### Material for the task
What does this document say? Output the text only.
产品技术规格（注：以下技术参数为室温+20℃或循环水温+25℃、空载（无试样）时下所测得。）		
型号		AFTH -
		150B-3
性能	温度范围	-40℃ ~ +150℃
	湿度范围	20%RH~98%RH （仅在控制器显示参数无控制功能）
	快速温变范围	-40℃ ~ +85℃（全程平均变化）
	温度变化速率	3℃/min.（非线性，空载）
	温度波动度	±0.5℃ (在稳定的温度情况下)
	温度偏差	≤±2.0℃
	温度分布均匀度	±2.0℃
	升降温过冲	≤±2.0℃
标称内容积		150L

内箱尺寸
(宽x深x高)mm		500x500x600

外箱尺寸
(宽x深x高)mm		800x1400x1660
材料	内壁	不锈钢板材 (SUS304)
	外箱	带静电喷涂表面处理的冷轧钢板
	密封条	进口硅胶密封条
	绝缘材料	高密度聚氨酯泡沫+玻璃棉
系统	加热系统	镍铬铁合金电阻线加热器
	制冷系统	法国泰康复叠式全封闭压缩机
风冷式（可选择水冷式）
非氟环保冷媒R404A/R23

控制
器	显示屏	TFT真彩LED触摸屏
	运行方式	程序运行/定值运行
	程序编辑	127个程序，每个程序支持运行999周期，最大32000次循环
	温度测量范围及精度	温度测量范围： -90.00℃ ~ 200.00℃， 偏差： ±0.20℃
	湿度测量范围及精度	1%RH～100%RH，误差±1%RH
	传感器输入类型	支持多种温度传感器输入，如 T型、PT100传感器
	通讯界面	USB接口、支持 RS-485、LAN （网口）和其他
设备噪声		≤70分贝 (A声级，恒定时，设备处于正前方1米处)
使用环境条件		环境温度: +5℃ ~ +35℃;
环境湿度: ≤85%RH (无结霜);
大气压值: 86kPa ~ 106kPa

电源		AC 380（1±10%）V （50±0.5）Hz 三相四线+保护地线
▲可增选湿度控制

### Given task
Copy out the full set of records precisely, leaving nothing out.

### Task result
What does this document say? Output the text only.
产品技术规格（注：以下技术参数为室温+20℃或循环水温+25℃、空载（无试样）时下所测得。）		
型号		AFTH -
		150B-3
性能	温度范围	-40℃ ~ +150℃
	湿度范围	20%RH~98%RH （仅在控制器显示参数无控制功能）
	快速温变范围	-40℃ ~ +85℃（全程平均变化）
	温度变化速率	3℃/min.（非线性，空载）
	温度波动度	±0.5℃ (在稳定的温度情况下)
	温度偏差	≤±2.0℃
	温度分布均匀度	±2.0℃
	升降温过冲	≤±2.0℃
标称内容积		150L

内箱尺寸
(宽x深x高)mm		500x500x600

外箱尺寸
(宽x深x高)mm		800x1400x1660
材料	内壁	不锈钢板材 (SUS304)
	外箱	带静电喷涂表面处理的冷轧钢板
	密封条	进口硅胶密封条
	绝缘材料	高密度聚氨酯泡沫+玻璃棉
系统	加热系统	镍铬铁合金电阻线加热器
	制冷系统	法国泰康复叠式全封闭压缩机
风冷式（可选择水冷式）
非氟环保冷媒R404A/R23

控制
器	显示屏	TFT真彩LED触摸屏
	运行方式	程序运行/定值运行
	程序编辑	127个程序，每个程序支持运行999周期，最大32000次循环
	温度测量范围及精度	温度测量范围： -90.00℃ ~ 200.00℃， 偏差： ±0.20℃
	湿度测量范围及精度	1%RH～100%RH，误差±1%RH
	传感器输入类型	支持多种温度传感器输入，如 T型、PT100传感器
	通讯界面	USB接口、支持 RS-485、LAN （网口）和其他
设备噪声		≤70分贝 (A声级，恒定时，设备处于正前方1米处)
使用环境条件		环境温度: +5℃ ~ +35℃;
环境湿度: ≤85%RH (无结霜);
大气压值: 86kPa ~ 106kPa

电源		AC 380（1±10%）V （50±0.5）Hz 三相四线+保护地线
▲可增选湿度控制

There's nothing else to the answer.